La crisi economica, la minaccia alla pace, i delitti in crescita (e l’ideologia che quasi li giustifica, basti pensare alla sentenza italiana nei confronti di Turetta [l’esclusione dell’aggravante della crudeltà, nonostante il medico legale abbia contato 75 ferite (di cui però solo 2-3 mortali). «Non vi è certezza che egli volesse infliggere alla vittima sofferenze gratuite e aggiuntive – è scritto – Non è a tal fine valorizzabile, di per sé, il numero di coltellate inferte». Quei 75 fendenti non sono state «una deliberata scelta dell’imputato ma sembrano una conseguenza della inesperienza e inabilità dello stesso: Turetta non aveva la competenza e l’esperienza per infliggere sulla vittima colpi più efficaci, idonei a provocare la morte»] tutto questo ci pone davanti alla domanda: «Ma dove stiamo andando? Quali le cause? E, se ci sono; quali i rimedi?»

E poi ho letto quanto racconta il bravo Giulio Meotti a proposito di Wang Huning, consigliere di punta di Xi, ex professore di politica internazionale, scrive: «Quando Wang visitò a lungo gli Stati Uniti nel 1988, li trovò una “civiltà materiale maestosa”, ma notò anche quelle che considerava profonde crepe che iniziavano a manifestarsi nel sistema americano. Osservando la diffusa mancanza di una casa, l’uso di droghe, la criminalità, la disgregazione familiare, l’antagonismo razziale e altri “intricati problemi sociali e culturali”, Wang si chiese come questi potessero sorgere e persistere in un paese così imprenditoriale e materialmente ricco. La sua conclusione: sotto il fascino della prosperità degli anni ’80, la cultura americana era stata corrotta da un quel nichilismo che aveva iniziato a sottoporre il paese a una “inarrestabile corrente sotterranea di crisi”.» [https://meotti.substack.com/p/dallamerica-allamaca-di-serra-leuropa]

Non sarà proprio quel «nichilismo» la radice di questo «male di vivere» che sembra paralizzare la nostra cultura e civiltà?

O dire queste cose non è conveniente, opportuno, gradito per un pensiero che si vuole ottimista e attento ai «segni dei tempi»? Ma questi non sono altrettanti segni?

○ ○ ○ ○ ○

CONSEGNA A: Traduci in inglese questa frase del testo di partenza: «Non sarà proprio quel «nichilismo» la radice di questo «male di vivere» che sembra paralizzare la nostra cultura e civiltà?»
CONSEGNA B: Prosegui il testo di partenza sul nichilismo e sulla crisi della nostra civiltà, riprendendo subito dopo la sua ultima frase.

○ ○ ○ ○ ○

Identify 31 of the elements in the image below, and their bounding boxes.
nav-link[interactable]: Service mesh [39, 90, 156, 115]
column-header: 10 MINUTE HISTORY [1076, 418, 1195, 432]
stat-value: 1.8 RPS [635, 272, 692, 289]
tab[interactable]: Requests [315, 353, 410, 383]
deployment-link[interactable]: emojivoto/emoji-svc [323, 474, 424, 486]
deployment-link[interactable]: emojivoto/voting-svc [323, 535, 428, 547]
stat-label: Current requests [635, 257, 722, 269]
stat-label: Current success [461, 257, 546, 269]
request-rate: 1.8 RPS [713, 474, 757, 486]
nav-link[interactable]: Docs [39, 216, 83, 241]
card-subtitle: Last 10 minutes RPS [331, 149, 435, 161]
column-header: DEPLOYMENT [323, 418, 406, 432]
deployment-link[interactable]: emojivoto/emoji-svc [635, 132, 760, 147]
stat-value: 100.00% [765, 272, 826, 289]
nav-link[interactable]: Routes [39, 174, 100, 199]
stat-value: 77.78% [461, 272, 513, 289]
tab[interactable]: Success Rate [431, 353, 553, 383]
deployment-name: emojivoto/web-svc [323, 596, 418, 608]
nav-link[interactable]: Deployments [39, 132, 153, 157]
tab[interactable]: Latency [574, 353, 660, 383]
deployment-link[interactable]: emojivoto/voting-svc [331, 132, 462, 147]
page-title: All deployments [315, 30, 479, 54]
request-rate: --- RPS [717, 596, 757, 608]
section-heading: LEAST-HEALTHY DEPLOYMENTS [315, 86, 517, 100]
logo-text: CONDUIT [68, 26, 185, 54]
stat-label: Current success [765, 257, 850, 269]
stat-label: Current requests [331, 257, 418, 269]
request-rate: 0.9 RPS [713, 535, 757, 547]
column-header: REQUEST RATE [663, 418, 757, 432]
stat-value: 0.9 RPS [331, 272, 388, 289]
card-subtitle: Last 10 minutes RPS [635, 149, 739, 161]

○ ○ ○ ○ ○

RISULTATO ATTESO A: Might not that very "nihilism" be the root of this "sickness of living" that seems to paralyze our culture and civilization?

RISULTATO ATTESO B:
Credo che siamo di fronte a una situazione che chiede a tutti un nuovo impegno nei confronti della realtà, della politica, della educazione. Ed è vero che ci sono anche segni positivi (penso all’impegno, finalmente accertato, ad esempio, di realizzare la «Culla per la vita», come strumento per mostrare una attitudine positiva nei confronti delle vite concepite…) come pure alla consapevolezza della gravità della situazione, in tante, troppe parti del mondo (e non sono sufficienti gli articoli di denuncia rispetto alla grave situazione delle donne nei paesi in cui l’islamismo fanatico ha il potere – ma, sia detto con chiarezza, senza che ci si accorga, per esempio, della persecuzione dei cristiani sempre in quelle zone). Non sono sufficienti episodi, sussulti, bisogna cambiare rotta e accettare che una cultura del rispetto della vita chiede un impegno totale e senza se né ma: del resto il fatto che qui a San Marino, l’indice di fecondità sia, per quest’ultimo anno, allo 0,8 % non può lasciarci indifferenti.

Il nichilismo, questa malattia terribile già presentita con sgomento da Teilhard de Chardin («Il pericolo maggiore che possa temere l’umanità non è una catastrofe che venga dal di fuori, non è la fame né la peste; è invece quella malattia spirituale – la più terribile, perché il più direttamente umano dei flagelli – che è la perdita del gusto di vivere») non si vince con proclami o discorsi, ma con la ripresa della esperienza positiva della nostra storia, dell’identità cristiana, di una appartenenza capace di riscoprire, in azione, ciò che ci contraddistingue. Se non avessimo paure delle parole, con la riscoperta della nostra «identità cristiana» che costituisce il privilegio della eredità che i nostri padri ci hanno lasciato.

Forse quello di cui abbiamo bisogno, insieme a un po’ di fiducia e di realismo, è quella strana e dimenticata virtù che è l’umiltà, la capacità di sapere riprendere il cammino, senza incaponirsi sulle scelte sbagliate. Ma è un cammino arduo, anche, e soprattutto, in questi tempi.